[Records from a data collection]
--- START ---

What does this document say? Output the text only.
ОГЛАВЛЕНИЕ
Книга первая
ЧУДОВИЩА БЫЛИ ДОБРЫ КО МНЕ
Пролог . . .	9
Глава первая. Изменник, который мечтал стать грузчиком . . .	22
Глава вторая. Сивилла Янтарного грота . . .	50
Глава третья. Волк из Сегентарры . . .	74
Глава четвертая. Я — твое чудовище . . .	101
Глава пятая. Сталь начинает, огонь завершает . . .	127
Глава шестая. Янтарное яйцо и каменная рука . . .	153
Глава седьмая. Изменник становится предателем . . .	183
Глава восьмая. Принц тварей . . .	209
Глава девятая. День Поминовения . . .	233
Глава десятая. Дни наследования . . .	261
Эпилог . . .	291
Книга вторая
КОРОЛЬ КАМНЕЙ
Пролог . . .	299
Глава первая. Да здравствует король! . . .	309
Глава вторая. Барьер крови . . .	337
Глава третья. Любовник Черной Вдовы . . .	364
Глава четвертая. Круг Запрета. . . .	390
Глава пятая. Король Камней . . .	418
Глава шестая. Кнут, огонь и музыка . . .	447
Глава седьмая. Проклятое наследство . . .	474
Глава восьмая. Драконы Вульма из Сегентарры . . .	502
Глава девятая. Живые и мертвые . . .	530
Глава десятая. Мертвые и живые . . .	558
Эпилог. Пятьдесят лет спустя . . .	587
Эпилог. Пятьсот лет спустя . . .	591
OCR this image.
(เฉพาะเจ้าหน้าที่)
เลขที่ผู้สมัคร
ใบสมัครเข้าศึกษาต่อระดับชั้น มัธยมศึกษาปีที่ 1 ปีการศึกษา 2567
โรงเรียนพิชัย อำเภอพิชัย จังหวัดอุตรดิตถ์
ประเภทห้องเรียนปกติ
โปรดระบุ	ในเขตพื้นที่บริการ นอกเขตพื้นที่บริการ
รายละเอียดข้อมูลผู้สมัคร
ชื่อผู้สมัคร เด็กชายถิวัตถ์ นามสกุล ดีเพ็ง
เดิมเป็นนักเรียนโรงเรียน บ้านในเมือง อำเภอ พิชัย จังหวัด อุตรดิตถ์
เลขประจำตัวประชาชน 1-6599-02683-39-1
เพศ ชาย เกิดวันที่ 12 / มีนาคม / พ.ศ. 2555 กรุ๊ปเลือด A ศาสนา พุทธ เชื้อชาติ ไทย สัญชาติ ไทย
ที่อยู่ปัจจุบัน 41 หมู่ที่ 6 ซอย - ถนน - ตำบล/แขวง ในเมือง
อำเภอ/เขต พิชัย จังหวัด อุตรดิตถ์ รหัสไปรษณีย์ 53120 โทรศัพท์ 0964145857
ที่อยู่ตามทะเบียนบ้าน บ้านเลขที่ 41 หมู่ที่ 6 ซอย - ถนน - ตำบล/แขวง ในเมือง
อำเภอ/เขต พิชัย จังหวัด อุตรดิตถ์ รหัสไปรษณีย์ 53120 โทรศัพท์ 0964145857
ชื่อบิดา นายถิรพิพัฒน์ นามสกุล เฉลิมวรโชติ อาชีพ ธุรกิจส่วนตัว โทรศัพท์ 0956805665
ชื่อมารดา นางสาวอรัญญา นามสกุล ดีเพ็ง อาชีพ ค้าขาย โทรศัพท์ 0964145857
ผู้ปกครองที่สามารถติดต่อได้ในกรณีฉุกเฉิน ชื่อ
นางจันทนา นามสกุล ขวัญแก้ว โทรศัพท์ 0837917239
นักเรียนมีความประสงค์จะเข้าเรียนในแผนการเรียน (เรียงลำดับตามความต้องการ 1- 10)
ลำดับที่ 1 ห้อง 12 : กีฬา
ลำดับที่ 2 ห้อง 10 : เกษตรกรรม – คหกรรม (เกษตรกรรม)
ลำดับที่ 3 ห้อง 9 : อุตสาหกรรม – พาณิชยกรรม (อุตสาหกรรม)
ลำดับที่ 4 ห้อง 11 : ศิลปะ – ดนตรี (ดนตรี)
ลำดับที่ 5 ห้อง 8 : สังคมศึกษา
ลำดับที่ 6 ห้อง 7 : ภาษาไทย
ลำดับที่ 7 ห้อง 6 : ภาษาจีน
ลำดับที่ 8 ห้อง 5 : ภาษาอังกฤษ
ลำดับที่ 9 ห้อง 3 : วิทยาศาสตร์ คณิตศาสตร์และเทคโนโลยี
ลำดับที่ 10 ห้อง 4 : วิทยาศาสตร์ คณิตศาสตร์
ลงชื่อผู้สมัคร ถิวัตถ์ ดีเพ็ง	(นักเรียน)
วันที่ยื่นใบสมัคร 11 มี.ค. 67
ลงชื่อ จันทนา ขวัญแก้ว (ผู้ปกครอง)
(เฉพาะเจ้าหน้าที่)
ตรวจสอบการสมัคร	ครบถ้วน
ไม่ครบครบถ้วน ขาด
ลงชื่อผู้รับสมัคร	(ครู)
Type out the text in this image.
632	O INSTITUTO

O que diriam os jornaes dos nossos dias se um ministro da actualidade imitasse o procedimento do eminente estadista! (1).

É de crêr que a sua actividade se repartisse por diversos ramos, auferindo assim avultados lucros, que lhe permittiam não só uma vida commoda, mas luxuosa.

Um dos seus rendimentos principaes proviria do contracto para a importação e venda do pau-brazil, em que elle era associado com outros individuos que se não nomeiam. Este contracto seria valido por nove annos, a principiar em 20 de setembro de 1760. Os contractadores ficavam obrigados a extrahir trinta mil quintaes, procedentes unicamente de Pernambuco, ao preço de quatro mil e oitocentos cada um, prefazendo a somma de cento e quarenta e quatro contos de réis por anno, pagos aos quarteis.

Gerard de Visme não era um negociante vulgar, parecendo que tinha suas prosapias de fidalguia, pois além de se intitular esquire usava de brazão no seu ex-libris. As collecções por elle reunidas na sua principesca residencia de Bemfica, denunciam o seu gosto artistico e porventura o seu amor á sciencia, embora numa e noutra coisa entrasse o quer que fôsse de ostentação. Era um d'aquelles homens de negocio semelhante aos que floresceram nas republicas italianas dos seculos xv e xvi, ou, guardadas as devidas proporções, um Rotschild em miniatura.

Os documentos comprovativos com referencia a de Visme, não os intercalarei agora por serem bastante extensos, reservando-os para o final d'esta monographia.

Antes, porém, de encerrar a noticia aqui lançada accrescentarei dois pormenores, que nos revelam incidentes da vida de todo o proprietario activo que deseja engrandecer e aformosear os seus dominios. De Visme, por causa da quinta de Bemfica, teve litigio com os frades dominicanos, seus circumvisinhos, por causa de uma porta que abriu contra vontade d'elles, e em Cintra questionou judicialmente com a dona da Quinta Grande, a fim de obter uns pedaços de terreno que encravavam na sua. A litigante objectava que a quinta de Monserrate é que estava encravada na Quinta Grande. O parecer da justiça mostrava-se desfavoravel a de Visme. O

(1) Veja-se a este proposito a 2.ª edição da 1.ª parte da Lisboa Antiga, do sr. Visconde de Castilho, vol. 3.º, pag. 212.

--- END ---

From the material, report only how many lines include the word "image".

* [Response to the task]: 2